▶ _What is needed_: The word "treatment" marks the lines to copy; find all of them in the entries below.

Page content transcription data
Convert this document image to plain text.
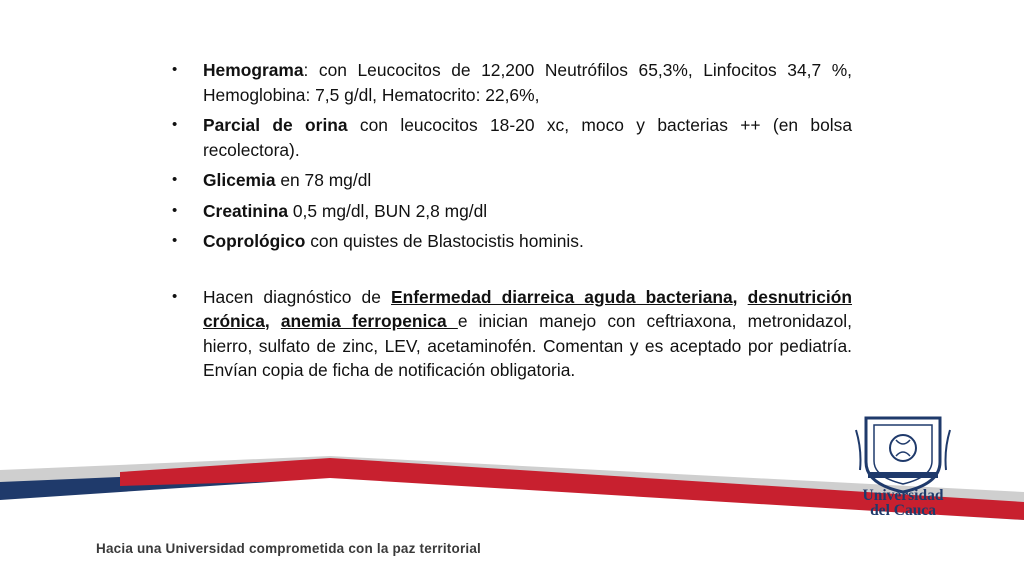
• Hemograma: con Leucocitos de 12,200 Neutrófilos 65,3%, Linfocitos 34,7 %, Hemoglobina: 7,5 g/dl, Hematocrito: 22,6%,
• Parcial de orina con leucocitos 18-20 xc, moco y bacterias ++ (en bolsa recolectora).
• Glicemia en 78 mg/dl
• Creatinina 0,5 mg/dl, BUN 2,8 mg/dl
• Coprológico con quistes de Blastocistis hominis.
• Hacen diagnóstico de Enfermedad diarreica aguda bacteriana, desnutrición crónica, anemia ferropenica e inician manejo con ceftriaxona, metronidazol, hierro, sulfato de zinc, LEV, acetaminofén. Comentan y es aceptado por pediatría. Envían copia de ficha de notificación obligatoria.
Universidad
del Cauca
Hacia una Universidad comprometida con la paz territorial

==

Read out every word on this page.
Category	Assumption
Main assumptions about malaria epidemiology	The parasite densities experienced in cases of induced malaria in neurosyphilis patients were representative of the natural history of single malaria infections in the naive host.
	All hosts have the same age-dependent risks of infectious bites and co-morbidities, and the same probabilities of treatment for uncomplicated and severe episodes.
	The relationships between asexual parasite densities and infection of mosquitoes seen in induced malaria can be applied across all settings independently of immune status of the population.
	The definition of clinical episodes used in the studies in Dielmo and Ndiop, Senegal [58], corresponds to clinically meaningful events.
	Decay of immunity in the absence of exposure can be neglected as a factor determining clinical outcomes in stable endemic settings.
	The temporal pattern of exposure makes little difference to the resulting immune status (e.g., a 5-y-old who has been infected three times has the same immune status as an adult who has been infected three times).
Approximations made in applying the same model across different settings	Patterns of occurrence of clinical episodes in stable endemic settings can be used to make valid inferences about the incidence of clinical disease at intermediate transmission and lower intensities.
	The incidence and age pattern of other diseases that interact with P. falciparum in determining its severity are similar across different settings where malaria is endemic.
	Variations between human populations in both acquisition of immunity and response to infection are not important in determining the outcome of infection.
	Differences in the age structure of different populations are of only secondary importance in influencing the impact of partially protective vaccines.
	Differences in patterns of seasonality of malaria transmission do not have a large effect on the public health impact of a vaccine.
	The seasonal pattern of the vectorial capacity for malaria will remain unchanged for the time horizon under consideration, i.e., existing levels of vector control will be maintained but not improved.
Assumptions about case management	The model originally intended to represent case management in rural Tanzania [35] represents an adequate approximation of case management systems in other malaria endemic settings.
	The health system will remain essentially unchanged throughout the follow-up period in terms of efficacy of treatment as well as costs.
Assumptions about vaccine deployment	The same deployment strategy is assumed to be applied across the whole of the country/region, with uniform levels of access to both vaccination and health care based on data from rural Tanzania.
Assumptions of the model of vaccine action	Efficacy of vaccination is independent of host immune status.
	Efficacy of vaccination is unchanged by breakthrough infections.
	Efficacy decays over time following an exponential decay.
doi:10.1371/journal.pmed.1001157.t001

---

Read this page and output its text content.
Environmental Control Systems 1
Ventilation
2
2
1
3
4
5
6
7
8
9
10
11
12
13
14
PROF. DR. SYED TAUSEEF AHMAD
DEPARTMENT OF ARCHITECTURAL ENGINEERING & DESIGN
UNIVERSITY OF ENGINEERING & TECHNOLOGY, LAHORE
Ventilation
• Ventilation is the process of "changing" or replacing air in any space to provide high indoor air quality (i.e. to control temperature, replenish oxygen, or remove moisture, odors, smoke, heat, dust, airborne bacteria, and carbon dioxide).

▶ _Result of this task_:
	All hosts have the same age-dependent risks of infectious bites and co-morbidities, and the same probabilities of treatment for uncomplicated and severe episodes.
	The health system will remain essentially unchanged throughout the follow-up period in terms of efficacy of treatment as well as costs.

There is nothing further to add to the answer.